Data records
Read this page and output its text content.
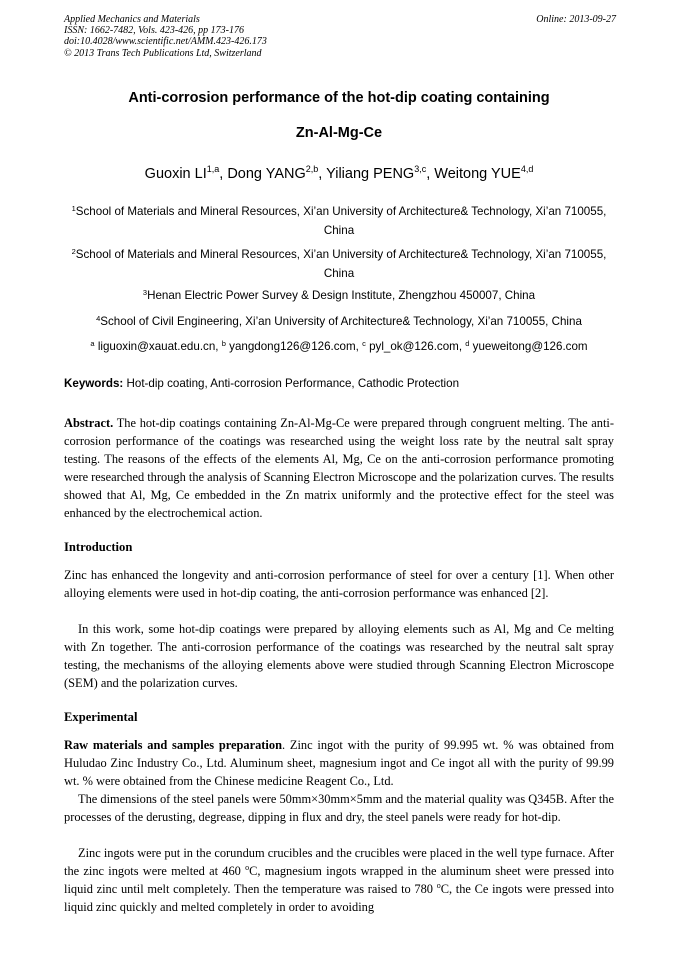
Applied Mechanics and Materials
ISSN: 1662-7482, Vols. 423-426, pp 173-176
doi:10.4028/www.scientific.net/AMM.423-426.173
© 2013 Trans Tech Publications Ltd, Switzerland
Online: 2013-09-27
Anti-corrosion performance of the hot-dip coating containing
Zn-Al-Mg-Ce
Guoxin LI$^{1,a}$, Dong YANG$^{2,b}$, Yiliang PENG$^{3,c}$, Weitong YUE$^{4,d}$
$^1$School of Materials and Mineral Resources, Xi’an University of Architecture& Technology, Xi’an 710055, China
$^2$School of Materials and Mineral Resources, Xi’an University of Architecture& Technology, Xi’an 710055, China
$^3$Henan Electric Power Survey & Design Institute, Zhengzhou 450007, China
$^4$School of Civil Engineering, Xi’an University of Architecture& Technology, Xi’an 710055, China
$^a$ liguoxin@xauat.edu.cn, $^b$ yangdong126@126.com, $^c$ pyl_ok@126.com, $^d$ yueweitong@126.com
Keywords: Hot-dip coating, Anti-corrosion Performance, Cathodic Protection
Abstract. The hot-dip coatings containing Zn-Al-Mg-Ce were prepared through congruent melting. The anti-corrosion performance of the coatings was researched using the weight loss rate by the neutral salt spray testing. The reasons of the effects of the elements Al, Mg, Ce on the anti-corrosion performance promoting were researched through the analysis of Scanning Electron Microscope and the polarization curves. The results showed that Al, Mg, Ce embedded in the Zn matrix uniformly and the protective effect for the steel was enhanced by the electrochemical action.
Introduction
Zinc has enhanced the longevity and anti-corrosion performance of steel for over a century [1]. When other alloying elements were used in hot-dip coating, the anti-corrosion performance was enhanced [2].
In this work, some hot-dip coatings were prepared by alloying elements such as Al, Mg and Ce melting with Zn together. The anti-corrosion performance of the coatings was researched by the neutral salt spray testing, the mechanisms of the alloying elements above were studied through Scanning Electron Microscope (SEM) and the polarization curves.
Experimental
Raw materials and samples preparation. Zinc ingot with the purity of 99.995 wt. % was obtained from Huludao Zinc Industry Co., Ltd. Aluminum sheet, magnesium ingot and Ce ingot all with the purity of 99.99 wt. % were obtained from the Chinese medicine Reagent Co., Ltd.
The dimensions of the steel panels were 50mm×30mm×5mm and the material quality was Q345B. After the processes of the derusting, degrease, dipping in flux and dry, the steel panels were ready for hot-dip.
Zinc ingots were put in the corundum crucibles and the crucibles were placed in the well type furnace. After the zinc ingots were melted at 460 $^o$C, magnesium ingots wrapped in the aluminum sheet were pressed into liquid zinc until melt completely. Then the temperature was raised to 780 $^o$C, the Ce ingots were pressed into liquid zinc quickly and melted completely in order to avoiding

Exercise goal:
Each record above should be copied character for character, with pictures dropped.

Response to the exercise:
Read this page and output its text content.
Applied Mechanics and Materials
ISSN: 1662-7482, Vols. 423-426, pp 173-176
doi:10.4028/www.scientific.net/AMM.423-426.173
© 2013 Trans Tech Publications Ltd, Switzerland
Online: 2013-09-27
Anti-corrosion performance of the hot-dip coating containing
Zn-Al-Mg-Ce
Guoxin LI$^{1,a}$, Dong YANG$^{2,b}$, Yiliang PENG$^{3,c}$, Weitong YUE$^{4,d}$
$^1$School of Materials and Mineral Resources, Xi’an University of Architecture& Technology, Xi’an 710055, China
$^2$School of Materials and Mineral Resources, Xi’an University of Architecture& Technology, Xi’an 710055, China
$^3$Henan Electric Power Survey & Design Institute, Zhengzhou 450007, China
$^4$School of Civil Engineering, Xi’an University of Architecture& Technology, Xi’an 710055, China
$^a$ liguoxin@xauat.edu.cn, $^b$ yangdong126@126.com, $^c$ pyl_ok@126.com, $^d$ yueweitong@126.com
Keywords: Hot-dip coating, Anti-corrosion Performance, Cathodic Protection
Abstract. The hot-dip coatings containing Zn-Al-Mg-Ce were prepared through congruent melting. The anti-corrosion performance of the coatings was researched using the weight loss rate by the neutral salt spray testing. The reasons of the effects of the elements Al, Mg, Ce on the anti-corrosion performance promoting were researched through the analysis of Scanning Electron Microscope and the polarization curves. The results showed that Al, Mg, Ce embedded in the Zn matrix uniformly and the protective effect for the steel was enhanced by the electrochemical action.
Introduction
Zinc has enhanced the longevity and anti-corrosion performance of steel for over a century [1]. When other alloying elements were used in hot-dip coating, the anti-corrosion performance was enhanced [2].
In this work, some hot-dip coatings were prepared by alloying elements such as Al, Mg and Ce melting with Zn together. The anti-corrosion performance of the coatings was researched by the neutral salt spray testing, the mechanisms of the alloying elements above were studied through Scanning Electron Microscope (SEM) and the polarization curves.
Experimental
Raw materials and samples preparation. Zinc ingot with the purity of 99.995 wt. % was obtained from Huludao Zinc Industry Co., Ltd. Aluminum sheet, magnesium ingot and Ce ingot all with the purity of 99.99 wt. % were obtained from the Chinese medicine Reagent Co., Ltd.
The dimensions of the steel panels were 50mm×30mm×5mm and the material quality was Q345B. After the processes of the derusting, degrease, dipping in flux and dry, the steel panels were ready for hot-dip.
Zinc ingots were put in the corundum crucibles and the crucibles were placed in the well type furnace. After the zinc ingots were melted at 460 $^o$C, magnesium ingots wrapped in the aluminum sheet were pressed into liquid zinc until melt completely. Then the temperature was raised to 780 $^o$C, the Ce ingots were pressed into liquid zinc quickly and melted completely in order to avoiding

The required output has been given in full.